▶ [Data for this task]:
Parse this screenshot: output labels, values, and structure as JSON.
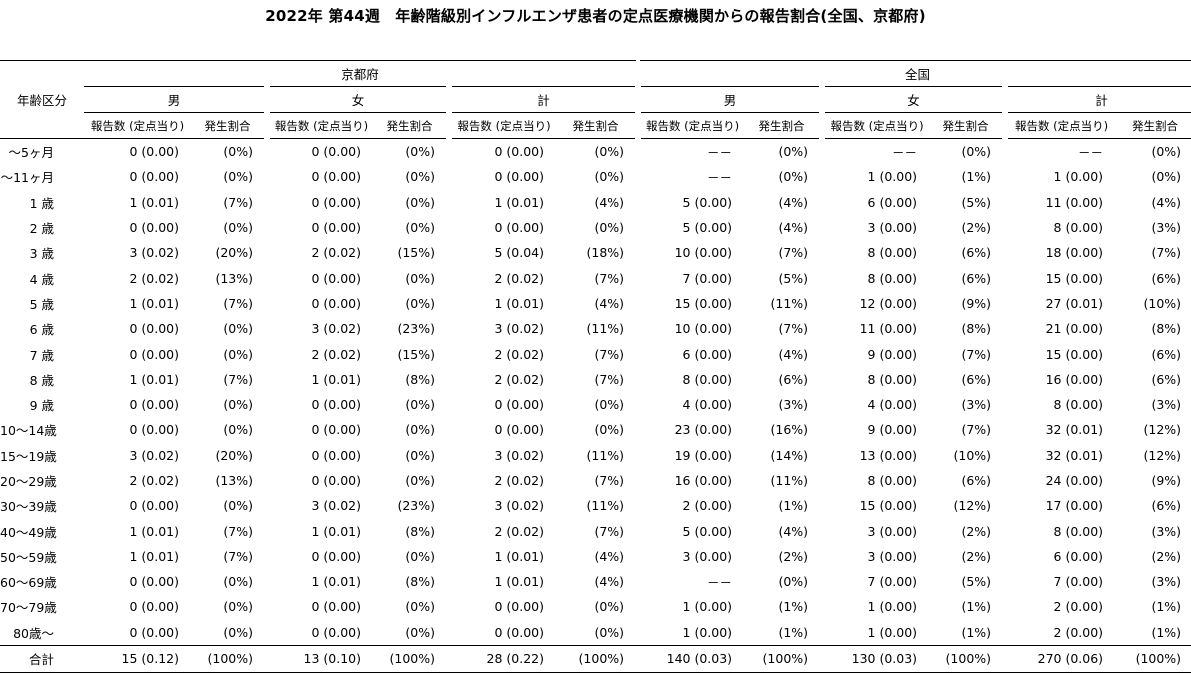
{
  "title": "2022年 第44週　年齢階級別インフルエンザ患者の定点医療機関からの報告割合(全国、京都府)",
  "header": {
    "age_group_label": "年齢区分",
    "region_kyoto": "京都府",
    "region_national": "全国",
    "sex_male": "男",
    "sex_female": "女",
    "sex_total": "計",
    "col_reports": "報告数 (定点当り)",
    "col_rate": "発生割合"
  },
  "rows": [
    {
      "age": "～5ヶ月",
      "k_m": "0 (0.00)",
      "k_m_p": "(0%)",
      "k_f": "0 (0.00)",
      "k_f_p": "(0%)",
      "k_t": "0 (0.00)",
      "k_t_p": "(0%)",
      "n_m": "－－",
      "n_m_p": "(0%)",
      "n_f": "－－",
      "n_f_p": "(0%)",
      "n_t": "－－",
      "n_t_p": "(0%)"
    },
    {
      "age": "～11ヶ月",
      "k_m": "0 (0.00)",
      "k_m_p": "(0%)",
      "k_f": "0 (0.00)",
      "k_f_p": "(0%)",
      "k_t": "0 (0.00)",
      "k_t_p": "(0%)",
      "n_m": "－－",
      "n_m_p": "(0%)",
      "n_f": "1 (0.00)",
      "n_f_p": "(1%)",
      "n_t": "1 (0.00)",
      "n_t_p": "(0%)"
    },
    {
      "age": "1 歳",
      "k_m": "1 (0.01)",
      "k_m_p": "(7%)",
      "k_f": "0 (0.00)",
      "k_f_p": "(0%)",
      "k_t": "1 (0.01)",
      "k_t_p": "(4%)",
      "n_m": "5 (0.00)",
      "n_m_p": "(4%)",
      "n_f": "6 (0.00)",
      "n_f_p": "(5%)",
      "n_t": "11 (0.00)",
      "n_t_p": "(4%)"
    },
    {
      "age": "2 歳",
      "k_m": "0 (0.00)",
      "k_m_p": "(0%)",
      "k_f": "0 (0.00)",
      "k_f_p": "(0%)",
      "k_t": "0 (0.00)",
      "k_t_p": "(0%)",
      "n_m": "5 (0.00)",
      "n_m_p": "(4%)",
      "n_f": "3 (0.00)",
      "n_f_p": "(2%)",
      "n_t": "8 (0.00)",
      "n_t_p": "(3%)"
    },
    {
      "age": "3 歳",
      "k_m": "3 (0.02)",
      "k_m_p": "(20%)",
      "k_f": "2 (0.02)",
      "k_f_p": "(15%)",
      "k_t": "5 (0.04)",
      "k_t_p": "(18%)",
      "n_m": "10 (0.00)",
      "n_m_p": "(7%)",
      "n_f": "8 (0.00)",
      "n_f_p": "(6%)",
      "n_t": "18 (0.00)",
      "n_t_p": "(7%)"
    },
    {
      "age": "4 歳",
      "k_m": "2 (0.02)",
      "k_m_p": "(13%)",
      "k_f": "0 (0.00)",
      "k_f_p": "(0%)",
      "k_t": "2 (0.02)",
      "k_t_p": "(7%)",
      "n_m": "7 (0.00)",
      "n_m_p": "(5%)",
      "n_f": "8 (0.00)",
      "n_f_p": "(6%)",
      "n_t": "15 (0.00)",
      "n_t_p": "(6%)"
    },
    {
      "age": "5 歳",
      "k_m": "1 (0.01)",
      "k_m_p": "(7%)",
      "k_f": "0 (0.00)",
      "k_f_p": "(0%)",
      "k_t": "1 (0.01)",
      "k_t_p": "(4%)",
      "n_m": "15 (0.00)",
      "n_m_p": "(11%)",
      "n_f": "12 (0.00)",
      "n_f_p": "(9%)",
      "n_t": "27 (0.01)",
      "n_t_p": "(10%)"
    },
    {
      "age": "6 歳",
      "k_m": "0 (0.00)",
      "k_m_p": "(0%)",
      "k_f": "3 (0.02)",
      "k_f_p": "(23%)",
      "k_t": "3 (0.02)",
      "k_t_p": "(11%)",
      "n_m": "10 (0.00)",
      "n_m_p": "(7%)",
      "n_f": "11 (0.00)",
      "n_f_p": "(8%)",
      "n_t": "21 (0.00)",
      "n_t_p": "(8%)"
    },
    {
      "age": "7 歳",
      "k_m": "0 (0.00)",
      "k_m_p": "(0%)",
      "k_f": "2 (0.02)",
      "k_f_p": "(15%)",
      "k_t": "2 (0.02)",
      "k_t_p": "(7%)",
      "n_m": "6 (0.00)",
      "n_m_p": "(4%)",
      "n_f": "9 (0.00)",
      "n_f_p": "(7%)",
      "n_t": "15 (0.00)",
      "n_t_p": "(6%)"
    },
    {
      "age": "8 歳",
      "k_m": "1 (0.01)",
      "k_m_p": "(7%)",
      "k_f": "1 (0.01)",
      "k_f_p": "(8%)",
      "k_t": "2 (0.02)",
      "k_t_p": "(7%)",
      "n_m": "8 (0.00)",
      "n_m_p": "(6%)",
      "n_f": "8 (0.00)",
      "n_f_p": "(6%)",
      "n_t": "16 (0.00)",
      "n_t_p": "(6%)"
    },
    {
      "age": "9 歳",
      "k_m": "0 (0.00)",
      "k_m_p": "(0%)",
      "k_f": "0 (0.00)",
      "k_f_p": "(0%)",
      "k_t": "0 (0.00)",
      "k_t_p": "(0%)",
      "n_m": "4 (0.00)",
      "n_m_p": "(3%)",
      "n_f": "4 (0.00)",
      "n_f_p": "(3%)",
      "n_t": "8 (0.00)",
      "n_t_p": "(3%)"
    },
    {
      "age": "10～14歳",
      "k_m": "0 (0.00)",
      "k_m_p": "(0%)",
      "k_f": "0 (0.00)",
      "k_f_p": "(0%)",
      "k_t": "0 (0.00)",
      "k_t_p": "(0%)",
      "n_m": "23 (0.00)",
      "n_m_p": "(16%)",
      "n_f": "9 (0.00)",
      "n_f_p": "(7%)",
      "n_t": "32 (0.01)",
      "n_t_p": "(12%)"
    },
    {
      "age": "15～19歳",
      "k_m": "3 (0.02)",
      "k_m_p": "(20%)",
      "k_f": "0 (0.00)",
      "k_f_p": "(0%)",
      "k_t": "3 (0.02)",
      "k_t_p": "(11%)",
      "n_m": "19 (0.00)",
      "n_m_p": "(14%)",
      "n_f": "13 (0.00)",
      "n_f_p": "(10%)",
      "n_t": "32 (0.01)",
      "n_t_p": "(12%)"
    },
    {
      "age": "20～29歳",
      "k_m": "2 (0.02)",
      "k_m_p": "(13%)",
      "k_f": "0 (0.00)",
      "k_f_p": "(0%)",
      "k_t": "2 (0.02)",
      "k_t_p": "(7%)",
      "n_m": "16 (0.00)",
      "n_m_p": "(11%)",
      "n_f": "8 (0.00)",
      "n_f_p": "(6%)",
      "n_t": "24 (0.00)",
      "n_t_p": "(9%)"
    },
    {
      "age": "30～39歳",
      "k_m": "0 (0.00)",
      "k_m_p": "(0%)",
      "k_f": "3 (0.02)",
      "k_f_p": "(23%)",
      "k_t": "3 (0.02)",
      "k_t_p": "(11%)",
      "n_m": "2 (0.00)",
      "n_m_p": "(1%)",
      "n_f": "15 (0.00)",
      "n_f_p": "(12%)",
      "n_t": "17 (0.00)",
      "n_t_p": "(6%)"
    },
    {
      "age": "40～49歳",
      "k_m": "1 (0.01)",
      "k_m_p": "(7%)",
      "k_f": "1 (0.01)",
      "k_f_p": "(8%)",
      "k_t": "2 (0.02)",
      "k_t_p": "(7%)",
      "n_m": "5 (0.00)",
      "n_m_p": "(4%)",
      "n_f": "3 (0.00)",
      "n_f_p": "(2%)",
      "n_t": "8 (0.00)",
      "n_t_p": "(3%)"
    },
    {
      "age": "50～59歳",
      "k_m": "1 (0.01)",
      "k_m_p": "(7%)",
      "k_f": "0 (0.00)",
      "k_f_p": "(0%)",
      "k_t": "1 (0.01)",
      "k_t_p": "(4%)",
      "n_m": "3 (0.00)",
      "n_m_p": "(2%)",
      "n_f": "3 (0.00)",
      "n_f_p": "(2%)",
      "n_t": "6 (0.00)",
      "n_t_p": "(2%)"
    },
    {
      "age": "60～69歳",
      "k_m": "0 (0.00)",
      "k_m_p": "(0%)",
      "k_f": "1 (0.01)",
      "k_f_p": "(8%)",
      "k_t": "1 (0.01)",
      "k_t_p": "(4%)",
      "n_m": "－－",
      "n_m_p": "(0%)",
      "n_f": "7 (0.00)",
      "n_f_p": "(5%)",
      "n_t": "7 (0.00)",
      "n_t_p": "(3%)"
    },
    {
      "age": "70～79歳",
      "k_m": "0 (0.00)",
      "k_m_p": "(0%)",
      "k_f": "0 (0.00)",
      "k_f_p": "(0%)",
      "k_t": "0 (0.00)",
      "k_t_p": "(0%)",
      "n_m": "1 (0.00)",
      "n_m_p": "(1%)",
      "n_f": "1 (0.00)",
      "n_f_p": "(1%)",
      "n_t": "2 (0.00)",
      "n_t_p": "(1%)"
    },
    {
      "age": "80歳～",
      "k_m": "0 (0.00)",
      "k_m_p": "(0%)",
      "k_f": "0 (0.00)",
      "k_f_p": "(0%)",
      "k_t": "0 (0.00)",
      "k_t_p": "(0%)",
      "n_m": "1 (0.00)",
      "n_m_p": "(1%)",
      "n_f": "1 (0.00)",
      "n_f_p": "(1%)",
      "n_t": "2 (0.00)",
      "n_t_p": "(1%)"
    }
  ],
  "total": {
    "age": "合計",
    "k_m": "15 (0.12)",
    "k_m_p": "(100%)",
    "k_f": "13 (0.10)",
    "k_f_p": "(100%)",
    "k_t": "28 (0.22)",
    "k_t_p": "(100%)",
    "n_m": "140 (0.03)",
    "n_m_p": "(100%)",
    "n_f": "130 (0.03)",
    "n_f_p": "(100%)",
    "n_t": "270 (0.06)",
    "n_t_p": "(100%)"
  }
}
==
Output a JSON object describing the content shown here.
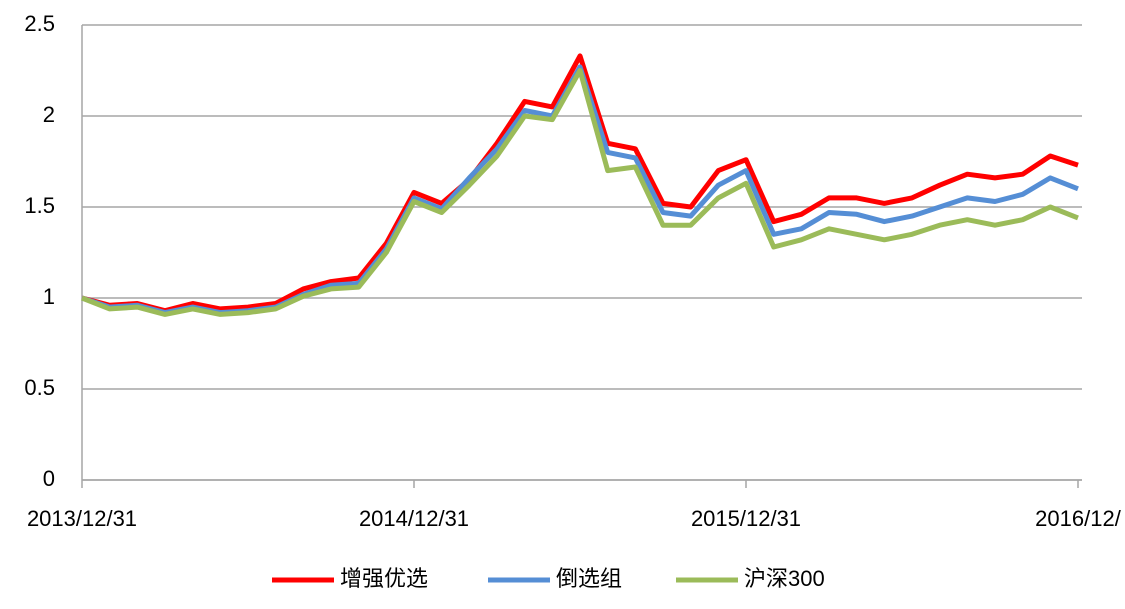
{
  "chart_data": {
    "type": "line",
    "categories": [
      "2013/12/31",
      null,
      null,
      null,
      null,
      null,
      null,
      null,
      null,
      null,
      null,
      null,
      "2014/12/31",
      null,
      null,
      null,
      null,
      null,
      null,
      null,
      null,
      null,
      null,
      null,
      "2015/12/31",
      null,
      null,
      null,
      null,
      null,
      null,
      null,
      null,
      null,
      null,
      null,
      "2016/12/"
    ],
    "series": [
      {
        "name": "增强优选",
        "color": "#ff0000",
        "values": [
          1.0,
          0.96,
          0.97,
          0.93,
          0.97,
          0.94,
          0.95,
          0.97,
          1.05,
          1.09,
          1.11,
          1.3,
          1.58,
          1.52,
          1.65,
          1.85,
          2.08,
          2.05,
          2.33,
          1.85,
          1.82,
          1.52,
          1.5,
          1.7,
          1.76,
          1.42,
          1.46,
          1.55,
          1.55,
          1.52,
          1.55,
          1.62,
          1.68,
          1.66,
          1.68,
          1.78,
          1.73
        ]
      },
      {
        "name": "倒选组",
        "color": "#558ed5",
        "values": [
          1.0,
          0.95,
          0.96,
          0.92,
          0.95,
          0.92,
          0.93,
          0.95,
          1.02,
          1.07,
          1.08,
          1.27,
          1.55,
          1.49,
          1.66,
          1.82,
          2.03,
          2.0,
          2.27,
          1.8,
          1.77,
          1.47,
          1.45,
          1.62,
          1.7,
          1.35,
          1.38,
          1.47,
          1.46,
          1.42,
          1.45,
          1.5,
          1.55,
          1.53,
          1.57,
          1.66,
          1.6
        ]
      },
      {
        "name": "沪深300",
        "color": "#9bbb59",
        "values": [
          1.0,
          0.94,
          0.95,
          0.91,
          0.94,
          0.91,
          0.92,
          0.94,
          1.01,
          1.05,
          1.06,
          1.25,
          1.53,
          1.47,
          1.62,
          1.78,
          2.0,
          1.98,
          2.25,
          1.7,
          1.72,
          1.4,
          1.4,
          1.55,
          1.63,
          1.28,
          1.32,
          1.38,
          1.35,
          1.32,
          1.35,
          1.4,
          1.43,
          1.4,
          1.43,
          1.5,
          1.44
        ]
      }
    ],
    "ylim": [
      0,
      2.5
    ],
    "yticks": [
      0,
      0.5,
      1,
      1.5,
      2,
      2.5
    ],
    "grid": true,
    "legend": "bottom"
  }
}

▶ [Task directions]:
Gather every line from the listing above in which "JSON" appears, and copy those lines.

▶ [Complete answer]:
Parse this screenshot: output labels, values, and structure as JSON.
Output a JSON object describing the content shown here.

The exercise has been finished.